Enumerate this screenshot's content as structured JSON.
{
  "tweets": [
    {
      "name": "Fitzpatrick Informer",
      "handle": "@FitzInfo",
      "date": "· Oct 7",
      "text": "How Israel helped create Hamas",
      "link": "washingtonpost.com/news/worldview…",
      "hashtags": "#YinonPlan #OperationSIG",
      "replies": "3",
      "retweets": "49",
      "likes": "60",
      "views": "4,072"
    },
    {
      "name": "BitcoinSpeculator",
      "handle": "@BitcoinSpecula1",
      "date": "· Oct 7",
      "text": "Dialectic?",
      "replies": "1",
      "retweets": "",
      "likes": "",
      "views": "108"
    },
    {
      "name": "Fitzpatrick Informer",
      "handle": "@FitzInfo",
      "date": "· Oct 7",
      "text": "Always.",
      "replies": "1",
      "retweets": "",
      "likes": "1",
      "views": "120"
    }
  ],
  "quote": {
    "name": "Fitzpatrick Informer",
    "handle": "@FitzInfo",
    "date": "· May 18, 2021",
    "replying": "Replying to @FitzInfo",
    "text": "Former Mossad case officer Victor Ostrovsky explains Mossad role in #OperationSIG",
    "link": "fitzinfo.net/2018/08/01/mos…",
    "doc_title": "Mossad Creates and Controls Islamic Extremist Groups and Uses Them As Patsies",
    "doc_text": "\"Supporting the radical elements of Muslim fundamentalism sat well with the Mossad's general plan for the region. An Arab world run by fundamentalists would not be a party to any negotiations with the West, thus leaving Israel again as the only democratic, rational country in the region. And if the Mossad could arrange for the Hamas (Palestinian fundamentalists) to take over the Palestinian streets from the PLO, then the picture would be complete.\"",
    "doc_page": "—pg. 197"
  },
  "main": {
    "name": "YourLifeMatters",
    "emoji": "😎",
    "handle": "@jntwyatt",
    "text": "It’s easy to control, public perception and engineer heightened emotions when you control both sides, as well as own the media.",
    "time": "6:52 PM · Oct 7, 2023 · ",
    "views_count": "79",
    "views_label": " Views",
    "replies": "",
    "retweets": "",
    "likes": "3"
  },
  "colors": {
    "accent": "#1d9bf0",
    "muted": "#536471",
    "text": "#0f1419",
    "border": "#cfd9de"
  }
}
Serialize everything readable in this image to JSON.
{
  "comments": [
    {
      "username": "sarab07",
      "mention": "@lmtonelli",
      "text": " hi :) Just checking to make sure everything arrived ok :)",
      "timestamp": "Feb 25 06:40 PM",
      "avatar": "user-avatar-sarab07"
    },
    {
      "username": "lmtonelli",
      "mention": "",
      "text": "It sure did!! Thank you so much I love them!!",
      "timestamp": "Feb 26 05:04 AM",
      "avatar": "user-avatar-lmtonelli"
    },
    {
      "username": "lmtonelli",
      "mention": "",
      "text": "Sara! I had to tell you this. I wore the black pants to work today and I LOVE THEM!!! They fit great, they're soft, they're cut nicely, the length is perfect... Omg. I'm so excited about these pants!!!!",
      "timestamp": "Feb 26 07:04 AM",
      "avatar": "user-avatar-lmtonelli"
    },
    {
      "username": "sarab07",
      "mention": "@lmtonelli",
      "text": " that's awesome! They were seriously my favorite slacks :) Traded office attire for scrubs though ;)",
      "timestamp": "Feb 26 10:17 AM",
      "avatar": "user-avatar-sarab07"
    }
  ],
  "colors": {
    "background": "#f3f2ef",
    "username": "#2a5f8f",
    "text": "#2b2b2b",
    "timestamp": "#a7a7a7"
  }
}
• • • •
Exercise ▸ Transcribe every line of the data, exactly as it stands.

Task solution ▸
Enumerate this screenshot's content as structured JSON.
{
  "tweets": [
    {
      "name": "Fitzpatrick Informer",
      "handle": "@FitzInfo",
      "date": "· Oct 7",
      "text": "How Israel helped create Hamas",
      "link": "washingtonpost.com/news/worldview…",
      "hashtags": "#YinonPlan #OperationSIG",
      "replies": "3",
      "retweets": "49",
      "likes": "60",
      "views": "4,072"
    },
    {
      "name": "BitcoinSpeculator",
      "handle": "@BitcoinSpecula1",
      "date": "· Oct 7",
      "text": "Dialectic?",
      "replies": "1",
      "retweets": "",
      "likes": "",
      "views": "108"
    },
    {
      "name": "Fitzpatrick Informer",
      "handle": "@FitzInfo",
      "date": "· Oct 7",
      "text": "Always.",
      "replies": "1",
      "retweets": "",
      "likes": "1",
      "views": "120"
    }
  ],
  "quote": {
    "name": "Fitzpatrick Informer",
    "handle": "@FitzInfo",
    "date": "· May 18, 2021",
    "replying": "Replying to @FitzInfo",
    "text": "Former Mossad case officer Victor Ostrovsky explains Mossad role in #OperationSIG",
    "link": "fitzinfo.net/2018/08/01/mos…",
    "doc_title": "Mossad Creates and Controls Islamic Extremist Groups and Uses Them As Patsies",
    "doc_text": "\"Supporting the radical elements of Muslim fundamentalism sat well with the Mossad's general plan for the region. An Arab world run by fundamentalists would not be a party to any negotiations with the West, thus leaving Israel again as the only democratic, rational country in the region. And if the Mossad could arrange for the Hamas (Palestinian fundamentalists) to take over the Palestinian streets from the PLO, then the picture would be complete.\"",
    "doc_page": "—pg. 197"
  },
  "main": {
    "name": "YourLifeMatters",
    "emoji": "😎",
    "handle": "@jntwyatt",
    "text": "It’s easy to control, public perception and engineer heightened emotions when you control both sides, as well as own the media.",
    "time": "6:52 PM · Oct 7, 2023 · ",
    "views_count": "79",
    "views_label": " Views",
    "replies": "",
    "retweets": "",
    "likes": "3"
  },
  "colors": {
    "accent": "#1d9bf0",
    "muted": "#536471",
    "text": "#0f1419",
    "border": "#cfd9de"
  }
}
Serialize everything readable in this image to JSON.
{
  "comments": [
    {
      "username": "sarab07",
      "mention": "@lmtonelli",
      "text": " hi :) Just checking to make sure everything arrived ok :)",
      "timestamp": "Feb 25 06:40 PM",
      "avatar": "user-avatar-sarab07"
    },
    {
      "username": "lmtonelli",
      "mention": "",
      "text": "It sure did!! Thank you so much I love them!!",
      "timestamp": "Feb 26 05:04 AM",
      "avatar": "user-avatar-lmtonelli"
    },
    {
      "username": "lmtonelli",
      "mention": "",
      "text": "Sara! I had to tell you this. I wore the black pants to work today and I LOVE THEM!!! They fit great, they're soft, they're cut nicely, the length is perfect... Omg. I'm so excited about these pants!!!!",
      "timestamp": "Feb 26 07:04 AM",
      "avatar": "user-avatar-lmtonelli"
    },
    {
      "username": "sarab07",
      "mention": "@lmtonelli",
      "text": " that's awesome! They were seriously my favorite slacks :) Traded office attire for scrubs though ;)",
      "timestamp": "Feb 26 10:17 AM",
      "avatar": "user-avatar-sarab07"
    }
  ],
  "colors": {
    "background": "#f3f2ef",
    "username": "#2a5f8f",
    "text": "#2b2b2b",
    "timestamp": "#a7a7a7"
  }
}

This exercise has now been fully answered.